Scan the entries below and count the lines holding the string "JSON". Supply only the number.

###

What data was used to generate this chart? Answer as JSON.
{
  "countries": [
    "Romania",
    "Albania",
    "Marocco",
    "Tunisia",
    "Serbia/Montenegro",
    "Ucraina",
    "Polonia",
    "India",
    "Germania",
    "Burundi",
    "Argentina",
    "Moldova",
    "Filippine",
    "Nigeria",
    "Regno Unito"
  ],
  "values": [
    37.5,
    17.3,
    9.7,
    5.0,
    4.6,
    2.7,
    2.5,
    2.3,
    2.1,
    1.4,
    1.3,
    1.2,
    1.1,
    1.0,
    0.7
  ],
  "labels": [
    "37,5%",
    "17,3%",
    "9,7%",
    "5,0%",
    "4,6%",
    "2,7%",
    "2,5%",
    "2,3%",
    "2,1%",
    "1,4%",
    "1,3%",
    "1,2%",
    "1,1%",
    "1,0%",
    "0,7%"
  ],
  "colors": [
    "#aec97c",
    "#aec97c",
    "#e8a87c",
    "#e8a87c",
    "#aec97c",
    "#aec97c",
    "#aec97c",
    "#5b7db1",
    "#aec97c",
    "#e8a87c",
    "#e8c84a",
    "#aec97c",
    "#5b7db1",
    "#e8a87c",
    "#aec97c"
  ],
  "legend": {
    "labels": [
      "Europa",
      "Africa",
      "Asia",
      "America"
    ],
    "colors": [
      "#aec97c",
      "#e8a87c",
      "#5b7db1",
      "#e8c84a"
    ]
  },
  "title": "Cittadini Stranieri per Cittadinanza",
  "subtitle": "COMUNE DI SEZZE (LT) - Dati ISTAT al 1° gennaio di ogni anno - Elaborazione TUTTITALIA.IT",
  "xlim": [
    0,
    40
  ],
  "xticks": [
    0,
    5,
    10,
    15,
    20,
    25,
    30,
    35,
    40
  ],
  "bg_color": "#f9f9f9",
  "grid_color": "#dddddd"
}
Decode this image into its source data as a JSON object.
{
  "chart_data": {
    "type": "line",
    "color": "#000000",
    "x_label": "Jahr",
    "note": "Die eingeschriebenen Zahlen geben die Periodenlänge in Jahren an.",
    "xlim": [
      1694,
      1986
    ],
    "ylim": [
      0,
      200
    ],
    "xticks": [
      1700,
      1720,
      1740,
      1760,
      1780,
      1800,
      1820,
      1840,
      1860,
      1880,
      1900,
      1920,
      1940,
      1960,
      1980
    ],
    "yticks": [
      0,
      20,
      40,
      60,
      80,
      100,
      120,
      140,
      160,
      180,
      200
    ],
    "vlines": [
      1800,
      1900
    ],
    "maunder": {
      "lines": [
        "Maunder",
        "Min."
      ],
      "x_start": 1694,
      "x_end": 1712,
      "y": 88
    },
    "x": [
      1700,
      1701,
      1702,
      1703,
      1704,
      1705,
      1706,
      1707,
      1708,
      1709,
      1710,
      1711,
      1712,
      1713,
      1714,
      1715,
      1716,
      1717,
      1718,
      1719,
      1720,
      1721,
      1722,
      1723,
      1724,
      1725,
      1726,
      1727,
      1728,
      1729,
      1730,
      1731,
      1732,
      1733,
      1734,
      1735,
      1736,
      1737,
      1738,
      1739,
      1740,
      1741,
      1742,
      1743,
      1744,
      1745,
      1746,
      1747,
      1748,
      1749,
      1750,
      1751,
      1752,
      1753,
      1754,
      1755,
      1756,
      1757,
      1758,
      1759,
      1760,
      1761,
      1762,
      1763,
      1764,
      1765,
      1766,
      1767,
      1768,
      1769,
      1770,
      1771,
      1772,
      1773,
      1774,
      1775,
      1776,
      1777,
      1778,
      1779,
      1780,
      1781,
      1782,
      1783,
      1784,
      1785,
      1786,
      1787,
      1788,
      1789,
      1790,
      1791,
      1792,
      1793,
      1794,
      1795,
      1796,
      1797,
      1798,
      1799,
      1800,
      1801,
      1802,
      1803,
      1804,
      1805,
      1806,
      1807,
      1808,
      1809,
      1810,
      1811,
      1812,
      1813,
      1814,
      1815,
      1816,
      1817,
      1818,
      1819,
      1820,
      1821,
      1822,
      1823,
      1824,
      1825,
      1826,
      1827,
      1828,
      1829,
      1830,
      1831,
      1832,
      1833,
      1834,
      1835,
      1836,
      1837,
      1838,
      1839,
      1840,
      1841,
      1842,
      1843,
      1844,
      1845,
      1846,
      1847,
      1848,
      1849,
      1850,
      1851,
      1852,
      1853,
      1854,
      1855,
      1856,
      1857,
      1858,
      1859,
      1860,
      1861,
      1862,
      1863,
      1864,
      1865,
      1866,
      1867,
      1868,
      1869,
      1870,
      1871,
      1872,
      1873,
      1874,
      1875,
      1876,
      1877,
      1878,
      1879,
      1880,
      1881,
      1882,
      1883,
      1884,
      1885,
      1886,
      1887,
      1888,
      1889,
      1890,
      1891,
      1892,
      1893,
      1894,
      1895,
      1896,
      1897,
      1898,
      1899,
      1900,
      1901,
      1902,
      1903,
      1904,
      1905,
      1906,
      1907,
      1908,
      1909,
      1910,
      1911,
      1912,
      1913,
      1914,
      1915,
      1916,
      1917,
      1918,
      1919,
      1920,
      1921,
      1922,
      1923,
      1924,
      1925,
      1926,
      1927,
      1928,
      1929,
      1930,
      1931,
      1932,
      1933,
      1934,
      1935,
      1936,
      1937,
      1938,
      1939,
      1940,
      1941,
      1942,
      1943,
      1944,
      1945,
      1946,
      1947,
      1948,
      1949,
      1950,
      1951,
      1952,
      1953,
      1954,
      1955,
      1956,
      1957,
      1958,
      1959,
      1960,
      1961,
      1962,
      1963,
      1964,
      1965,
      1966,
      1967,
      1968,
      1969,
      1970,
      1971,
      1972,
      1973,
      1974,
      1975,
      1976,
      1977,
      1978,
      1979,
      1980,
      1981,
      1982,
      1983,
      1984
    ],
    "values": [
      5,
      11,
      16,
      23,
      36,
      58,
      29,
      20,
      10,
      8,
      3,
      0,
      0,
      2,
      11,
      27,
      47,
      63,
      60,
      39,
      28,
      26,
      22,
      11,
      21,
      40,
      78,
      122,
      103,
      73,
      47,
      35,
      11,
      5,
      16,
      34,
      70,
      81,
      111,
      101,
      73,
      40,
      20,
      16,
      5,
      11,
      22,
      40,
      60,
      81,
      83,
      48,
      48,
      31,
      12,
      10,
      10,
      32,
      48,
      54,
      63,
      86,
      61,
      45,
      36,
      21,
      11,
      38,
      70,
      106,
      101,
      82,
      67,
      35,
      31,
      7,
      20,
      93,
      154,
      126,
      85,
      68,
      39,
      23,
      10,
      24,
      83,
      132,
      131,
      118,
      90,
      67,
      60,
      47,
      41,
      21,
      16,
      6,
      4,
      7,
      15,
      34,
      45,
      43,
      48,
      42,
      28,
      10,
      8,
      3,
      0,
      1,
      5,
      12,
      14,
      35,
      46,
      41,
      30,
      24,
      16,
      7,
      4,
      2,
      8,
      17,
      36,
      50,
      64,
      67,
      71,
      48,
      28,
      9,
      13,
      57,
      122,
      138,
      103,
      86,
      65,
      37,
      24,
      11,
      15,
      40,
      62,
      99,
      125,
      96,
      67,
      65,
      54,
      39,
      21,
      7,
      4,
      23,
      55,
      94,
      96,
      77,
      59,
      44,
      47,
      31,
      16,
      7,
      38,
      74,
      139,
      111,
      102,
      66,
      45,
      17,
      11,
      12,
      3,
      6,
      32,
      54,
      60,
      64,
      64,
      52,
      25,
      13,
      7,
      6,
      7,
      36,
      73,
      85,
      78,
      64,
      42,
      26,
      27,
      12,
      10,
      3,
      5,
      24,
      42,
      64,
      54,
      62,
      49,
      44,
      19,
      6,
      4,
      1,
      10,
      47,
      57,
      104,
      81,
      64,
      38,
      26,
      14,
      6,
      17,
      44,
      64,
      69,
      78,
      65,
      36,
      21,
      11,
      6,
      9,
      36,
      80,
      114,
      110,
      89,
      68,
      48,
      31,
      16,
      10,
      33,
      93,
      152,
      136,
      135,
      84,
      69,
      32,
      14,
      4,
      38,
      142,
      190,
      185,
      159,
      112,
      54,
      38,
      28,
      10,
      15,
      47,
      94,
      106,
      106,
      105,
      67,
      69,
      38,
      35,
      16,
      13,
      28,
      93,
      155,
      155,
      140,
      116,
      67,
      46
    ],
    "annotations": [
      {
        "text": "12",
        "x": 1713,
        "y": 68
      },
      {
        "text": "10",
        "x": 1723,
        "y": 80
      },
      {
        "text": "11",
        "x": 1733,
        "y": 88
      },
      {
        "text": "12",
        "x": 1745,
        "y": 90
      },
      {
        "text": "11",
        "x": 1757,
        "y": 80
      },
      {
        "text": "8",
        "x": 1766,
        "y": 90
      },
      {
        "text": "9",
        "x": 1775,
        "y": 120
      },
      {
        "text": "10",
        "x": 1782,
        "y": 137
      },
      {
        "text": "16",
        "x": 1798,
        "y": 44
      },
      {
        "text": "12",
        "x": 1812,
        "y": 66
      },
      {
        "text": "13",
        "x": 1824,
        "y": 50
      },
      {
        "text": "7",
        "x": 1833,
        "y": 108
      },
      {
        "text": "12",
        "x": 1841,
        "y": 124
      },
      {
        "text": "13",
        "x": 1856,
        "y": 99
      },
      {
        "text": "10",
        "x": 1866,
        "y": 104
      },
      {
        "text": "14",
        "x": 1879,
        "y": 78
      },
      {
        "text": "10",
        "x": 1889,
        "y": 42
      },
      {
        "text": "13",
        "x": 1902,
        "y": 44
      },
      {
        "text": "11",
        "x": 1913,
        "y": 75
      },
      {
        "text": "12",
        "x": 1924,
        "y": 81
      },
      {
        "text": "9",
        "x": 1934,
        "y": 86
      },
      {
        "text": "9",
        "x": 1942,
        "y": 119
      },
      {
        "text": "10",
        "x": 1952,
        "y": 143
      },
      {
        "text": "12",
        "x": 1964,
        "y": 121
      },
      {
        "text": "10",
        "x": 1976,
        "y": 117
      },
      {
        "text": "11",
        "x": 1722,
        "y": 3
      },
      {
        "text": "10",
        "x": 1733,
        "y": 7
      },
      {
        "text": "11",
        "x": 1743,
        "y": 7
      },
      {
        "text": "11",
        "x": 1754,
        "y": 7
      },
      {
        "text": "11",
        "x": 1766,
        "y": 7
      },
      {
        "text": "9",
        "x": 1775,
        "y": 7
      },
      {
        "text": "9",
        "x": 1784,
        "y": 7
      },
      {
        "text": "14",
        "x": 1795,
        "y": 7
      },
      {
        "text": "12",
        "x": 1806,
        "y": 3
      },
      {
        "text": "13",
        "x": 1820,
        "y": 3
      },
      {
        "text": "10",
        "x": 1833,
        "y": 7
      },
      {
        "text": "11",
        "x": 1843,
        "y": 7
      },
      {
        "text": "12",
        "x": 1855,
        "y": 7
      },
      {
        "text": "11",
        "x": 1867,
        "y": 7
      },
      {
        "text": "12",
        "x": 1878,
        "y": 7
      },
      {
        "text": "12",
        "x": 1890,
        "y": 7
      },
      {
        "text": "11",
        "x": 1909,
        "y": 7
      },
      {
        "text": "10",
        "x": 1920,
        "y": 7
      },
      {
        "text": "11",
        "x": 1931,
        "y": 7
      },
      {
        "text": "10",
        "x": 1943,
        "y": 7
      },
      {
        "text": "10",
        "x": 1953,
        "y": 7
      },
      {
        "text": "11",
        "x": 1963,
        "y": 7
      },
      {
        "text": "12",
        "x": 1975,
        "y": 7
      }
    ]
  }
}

###

The result: 2